=== WHAT YOU ARE ASKED TO DO ===
What is the number of lines in the data that hold the string "Servicios"? Reply with that number only.

=== PROVIDED DATA ===
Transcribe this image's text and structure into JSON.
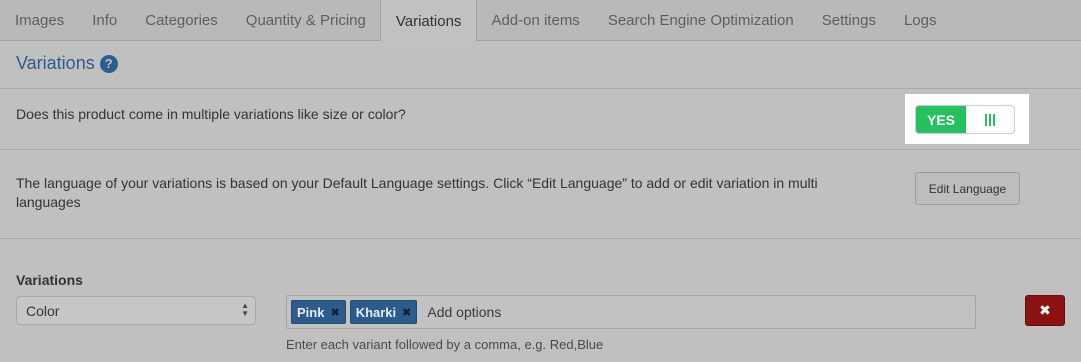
{
  "tabs": [
    {
      "label": "Images",
      "active": false
    },
    {
      "label": "Info",
      "active": false
    },
    {
      "label": "Categories",
      "active": false
    },
    {
      "label": "Quantity & Pricing",
      "active": false
    },
    {
      "label": "Variations",
      "active": true
    },
    {
      "label": "Add-on items",
      "active": false
    },
    {
      "label": "Search Engine Optimization",
      "active": false
    },
    {
      "label": "Settings",
      "active": false
    },
    {
      "label": "Logs",
      "active": false
    }
  ],
  "section": {
    "title": "Variations",
    "help_icon": "?"
  },
  "multi_variation": {
    "question": "Does this product come in multiple variations like size or color?",
    "toggle_label": "YES",
    "toggle_on": true
  },
  "language": {
    "text": "The language of your variations is based on your Default Language settings. Click “Edit Language” to add or edit variation in multi languages",
    "button_label": "Edit Language"
  },
  "variations": {
    "label": "Variations",
    "type_select_value": "Color",
    "options": [
      "Pink",
      "Kharki"
    ],
    "tag_remove_glyph": "✖",
    "input_placeholder": "Add options",
    "hint": "Enter each variant followed by a comma, e.g. Red,Blue",
    "delete_glyph": "✖"
  },
  "colors": {
    "link_blue": "#2d5c8e",
    "toggle_green": "#26c060",
    "tag_blue": "#2d5b8b",
    "delete_red": "#8a1212"
  }
}
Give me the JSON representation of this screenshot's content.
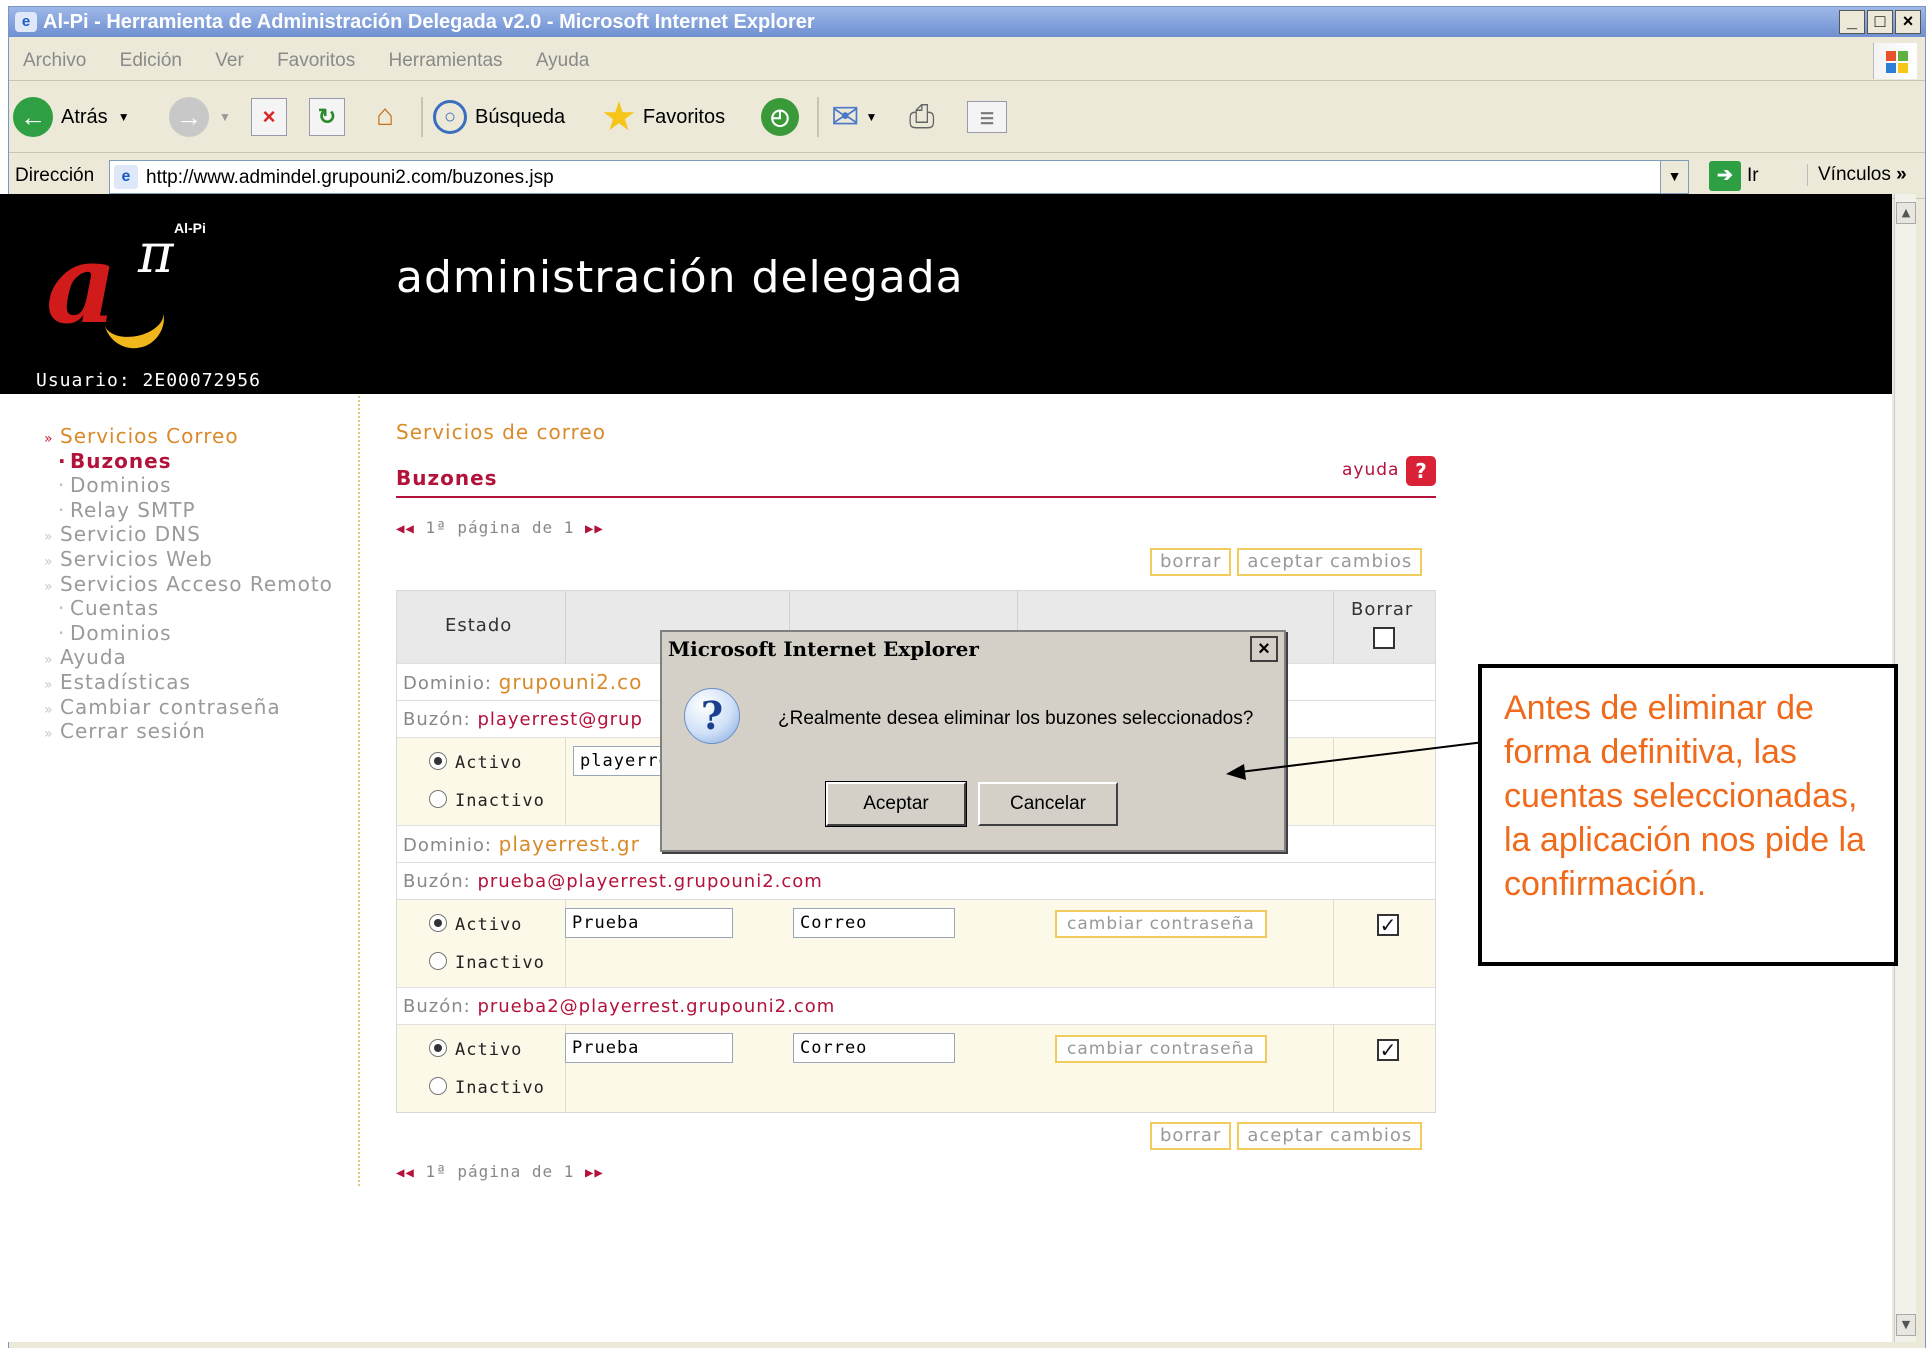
{
  "window": {
    "title": "Al-Pi - Herramienta de Administración Delegada v2.0 - Microsoft Internet Explorer",
    "buttons": {
      "minimize": "_",
      "maximize": "□",
      "close": "×"
    }
  },
  "menu": [
    "Archivo",
    "Edición",
    "Ver",
    "Favoritos",
    "Herramientas",
    "Ayuda"
  ],
  "toolbar": {
    "back_label": "Atrás",
    "search_label": "Búsqueda",
    "favorites_label": "Favoritos"
  },
  "address": {
    "label": "Dirección",
    "url": "http://www.admindel.grupouni2.com/buzones.jsp",
    "go_label": "Ir",
    "links_label": "Vínculos"
  },
  "site": {
    "logo_text": "Al-Pi",
    "title": "administración delegada",
    "user_label": "Usuario: 2E00072956"
  },
  "sidebar": {
    "items": [
      {
        "label": "Servicios Correo",
        "kind": "section",
        "active": true
      },
      {
        "label": "Buzones",
        "kind": "sub",
        "current": true
      },
      {
        "label": "Dominios",
        "kind": "sub"
      },
      {
        "label": "Relay SMTP",
        "kind": "sub"
      },
      {
        "label": "Servicio DNS",
        "kind": "section"
      },
      {
        "label": "Servicios Web",
        "kind": "section"
      },
      {
        "label": "Servicios Acceso Remoto",
        "kind": "section"
      },
      {
        "label": "Cuentas",
        "kind": "sub"
      },
      {
        "label": "Dominios",
        "kind": "sub"
      },
      {
        "label": "Ayuda",
        "kind": "section"
      },
      {
        "label": "Estadísticas",
        "kind": "section"
      },
      {
        "label": "Cambiar contraseña",
        "kind": "section"
      },
      {
        "label": "Cerrar sesión",
        "kind": "section"
      }
    ]
  },
  "main": {
    "breadcrumb": "Servicios de correo",
    "section_title": "Buzones",
    "help_label": "ayuda",
    "pager": "1ª página de 1",
    "delete_label": "borrar",
    "accept_label": "aceptar cambios",
    "change_password_label": "cambiar contraseña",
    "table": {
      "headers": {
        "estado": "Estado",
        "borrar": "Borrar"
      },
      "domain_label": "Dominio:",
      "mailbox_label": "Buzón:",
      "active_label": "Activo",
      "inactive_label": "Inactivo",
      "domain1": "grupouni2.co",
      "mailbox1": {
        "address": "playerrest@grup",
        "name": "playerre"
      },
      "domain2": "playerrest.gr",
      "mailbox2": {
        "address": "prueba@playerrest.grupouni2.com",
        "name": "Prueba",
        "surname": "Correo",
        "checked": "✓"
      },
      "mailbox3": {
        "address": "prueba2@playerrest.grupouni2.com",
        "name": "Prueba",
        "surname": "Correo",
        "checked": "✓"
      }
    }
  },
  "dialog": {
    "title": "Microsoft Internet Explorer",
    "icon": "?",
    "message": "¿Realmente desea eliminar los buzones seleccionados?",
    "ok_label": "Aceptar",
    "cancel_label": "Cancelar",
    "close": "×"
  },
  "callout": {
    "text": "Antes de eliminar de forma definitiva, las cuentas seleccionadas, la aplicación nos pide la confirmación."
  },
  "colors": {
    "brand_red": "#b3123a",
    "accent_orange": "#d98a2a",
    "callout_orange": "#f06a1c",
    "button_border": "#f1cc5c"
  }
}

=== RESPONSE ===
4